— Begin Data excerpts —

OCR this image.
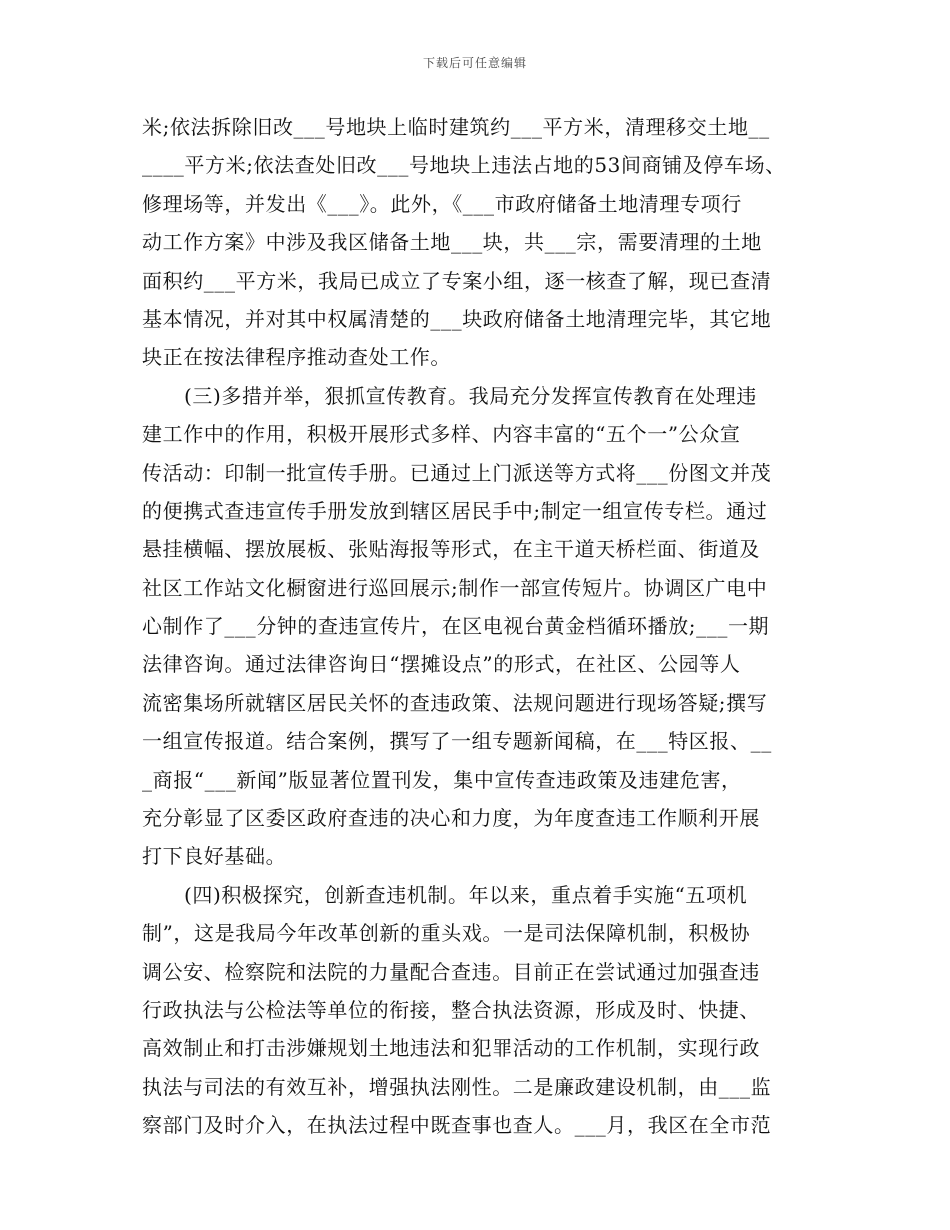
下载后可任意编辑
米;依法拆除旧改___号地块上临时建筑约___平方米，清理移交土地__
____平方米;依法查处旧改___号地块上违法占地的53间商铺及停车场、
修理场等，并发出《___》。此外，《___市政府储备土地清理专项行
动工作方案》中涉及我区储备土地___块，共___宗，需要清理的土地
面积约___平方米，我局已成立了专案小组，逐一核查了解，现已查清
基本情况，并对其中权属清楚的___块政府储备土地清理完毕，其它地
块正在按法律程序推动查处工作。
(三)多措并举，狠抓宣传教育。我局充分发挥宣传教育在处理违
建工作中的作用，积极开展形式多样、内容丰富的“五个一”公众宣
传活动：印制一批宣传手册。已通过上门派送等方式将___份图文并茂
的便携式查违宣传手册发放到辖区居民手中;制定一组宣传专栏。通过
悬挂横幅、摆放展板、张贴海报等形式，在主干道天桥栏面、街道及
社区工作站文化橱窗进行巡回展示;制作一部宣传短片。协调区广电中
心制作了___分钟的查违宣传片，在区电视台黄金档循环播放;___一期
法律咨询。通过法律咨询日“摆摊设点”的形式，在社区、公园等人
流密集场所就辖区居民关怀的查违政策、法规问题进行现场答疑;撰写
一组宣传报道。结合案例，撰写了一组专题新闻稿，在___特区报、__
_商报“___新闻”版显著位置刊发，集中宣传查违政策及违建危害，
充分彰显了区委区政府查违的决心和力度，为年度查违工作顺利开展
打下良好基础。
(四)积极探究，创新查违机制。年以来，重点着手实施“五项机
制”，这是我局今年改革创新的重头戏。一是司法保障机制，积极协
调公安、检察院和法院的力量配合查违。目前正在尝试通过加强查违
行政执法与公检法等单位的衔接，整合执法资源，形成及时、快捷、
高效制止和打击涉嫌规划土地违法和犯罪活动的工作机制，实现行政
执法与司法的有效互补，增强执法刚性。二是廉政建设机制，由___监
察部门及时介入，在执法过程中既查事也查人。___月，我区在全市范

— End Data excerpts —
— Begin Data excerpts —

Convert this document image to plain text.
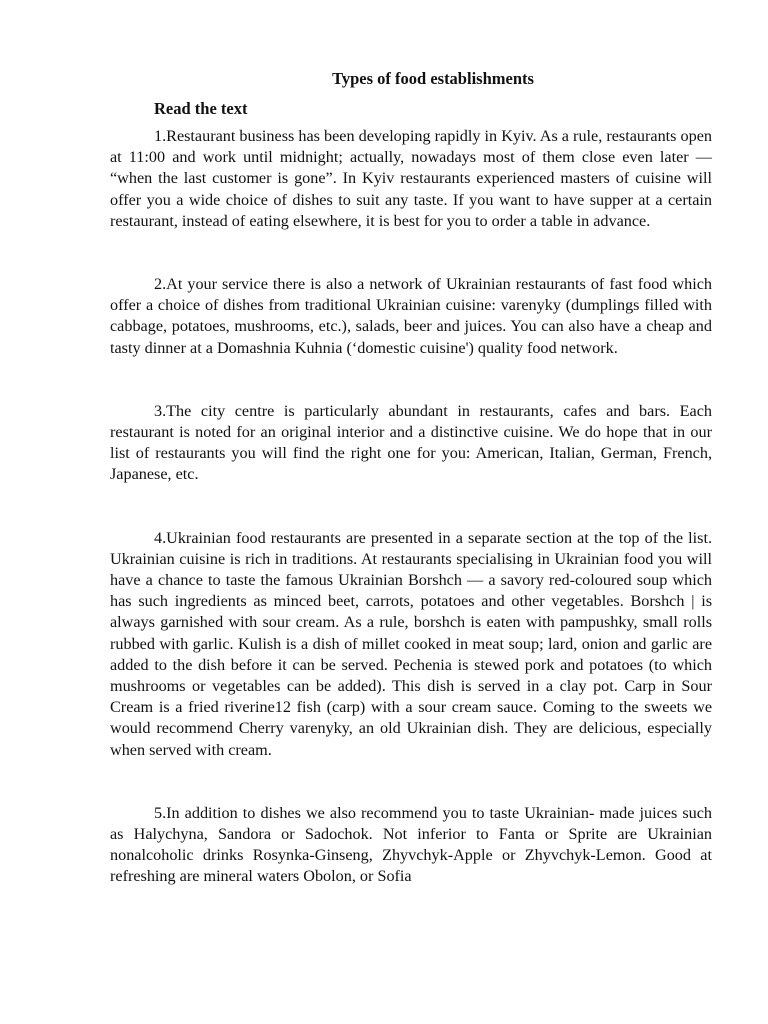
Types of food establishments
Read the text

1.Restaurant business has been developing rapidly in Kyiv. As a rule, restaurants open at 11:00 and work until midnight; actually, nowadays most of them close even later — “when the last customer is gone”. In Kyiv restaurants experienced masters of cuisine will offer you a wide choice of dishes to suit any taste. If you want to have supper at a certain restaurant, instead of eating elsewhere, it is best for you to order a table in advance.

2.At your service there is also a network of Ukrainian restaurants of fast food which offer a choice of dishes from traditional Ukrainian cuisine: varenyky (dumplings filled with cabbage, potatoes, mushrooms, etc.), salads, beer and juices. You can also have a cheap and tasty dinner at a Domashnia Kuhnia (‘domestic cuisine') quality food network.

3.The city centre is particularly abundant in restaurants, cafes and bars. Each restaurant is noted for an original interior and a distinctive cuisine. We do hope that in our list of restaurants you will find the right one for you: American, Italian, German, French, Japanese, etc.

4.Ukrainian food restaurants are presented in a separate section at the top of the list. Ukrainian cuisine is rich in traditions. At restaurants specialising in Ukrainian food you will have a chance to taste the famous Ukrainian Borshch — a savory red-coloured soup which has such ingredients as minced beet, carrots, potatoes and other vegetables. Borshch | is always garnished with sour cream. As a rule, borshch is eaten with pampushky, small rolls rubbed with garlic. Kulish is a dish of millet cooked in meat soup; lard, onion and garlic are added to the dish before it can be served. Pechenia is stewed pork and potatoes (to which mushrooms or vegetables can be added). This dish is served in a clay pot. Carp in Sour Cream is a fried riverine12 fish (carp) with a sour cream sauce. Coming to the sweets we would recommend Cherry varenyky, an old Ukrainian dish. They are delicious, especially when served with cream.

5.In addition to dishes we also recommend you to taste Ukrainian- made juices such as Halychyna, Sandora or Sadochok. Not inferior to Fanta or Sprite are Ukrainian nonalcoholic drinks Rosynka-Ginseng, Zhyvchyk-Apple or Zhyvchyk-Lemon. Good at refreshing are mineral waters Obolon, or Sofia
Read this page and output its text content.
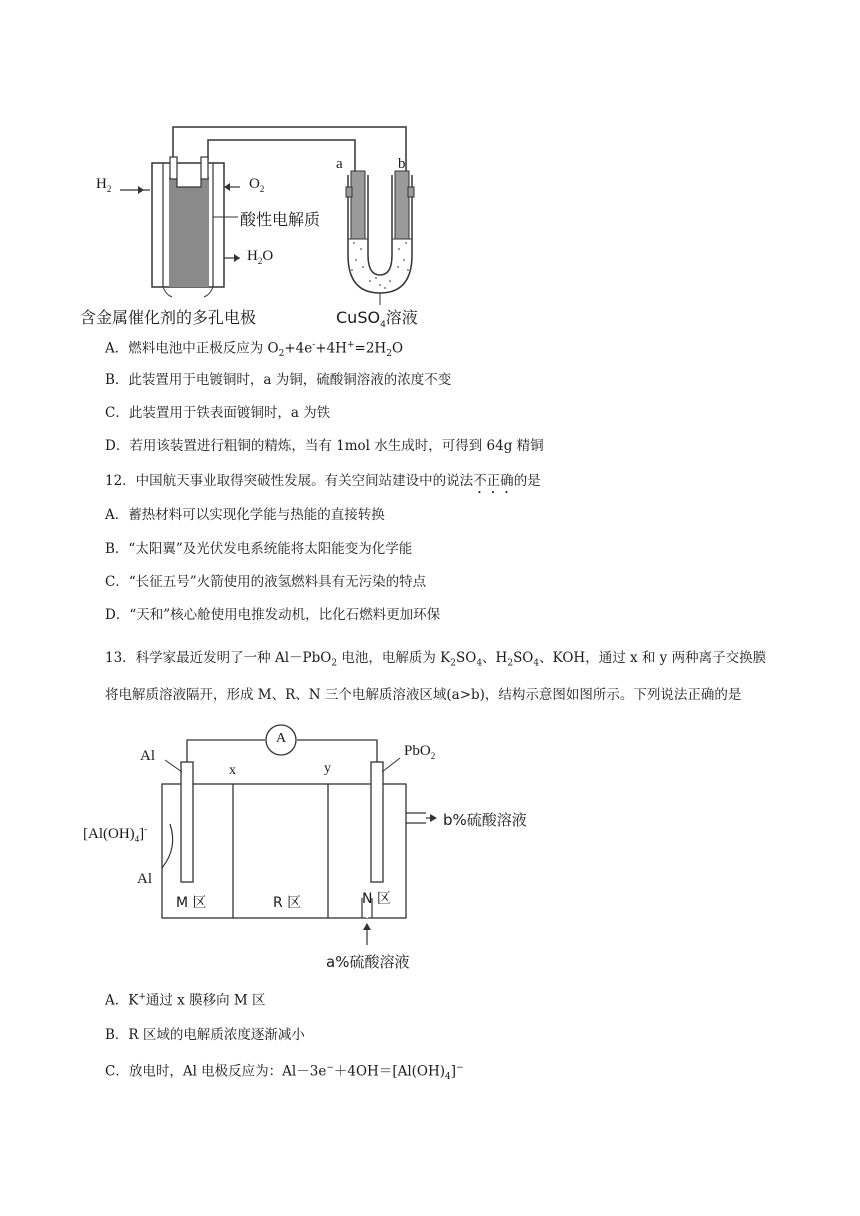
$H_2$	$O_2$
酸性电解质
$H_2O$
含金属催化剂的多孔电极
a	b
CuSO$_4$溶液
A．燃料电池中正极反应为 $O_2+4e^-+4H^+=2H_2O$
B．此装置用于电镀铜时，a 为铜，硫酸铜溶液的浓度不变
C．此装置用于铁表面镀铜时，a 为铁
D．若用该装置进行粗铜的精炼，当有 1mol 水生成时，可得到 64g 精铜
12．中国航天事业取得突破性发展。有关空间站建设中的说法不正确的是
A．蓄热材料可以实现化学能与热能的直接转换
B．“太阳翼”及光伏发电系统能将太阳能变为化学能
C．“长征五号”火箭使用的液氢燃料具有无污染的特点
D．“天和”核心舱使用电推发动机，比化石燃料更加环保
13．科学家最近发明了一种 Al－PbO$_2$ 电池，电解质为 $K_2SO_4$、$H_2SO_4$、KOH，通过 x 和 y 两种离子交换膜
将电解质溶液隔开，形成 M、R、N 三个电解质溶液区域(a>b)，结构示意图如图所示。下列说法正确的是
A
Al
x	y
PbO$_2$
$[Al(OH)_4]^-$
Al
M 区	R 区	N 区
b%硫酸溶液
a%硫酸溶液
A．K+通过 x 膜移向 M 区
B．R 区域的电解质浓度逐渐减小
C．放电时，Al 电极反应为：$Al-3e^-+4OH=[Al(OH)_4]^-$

— End Data excerpts —

▶ [What this task involves]:
Show the lines of the records that include the string "image".

▶ [The reply]:
OCR this image.
Convert this document image to plain text.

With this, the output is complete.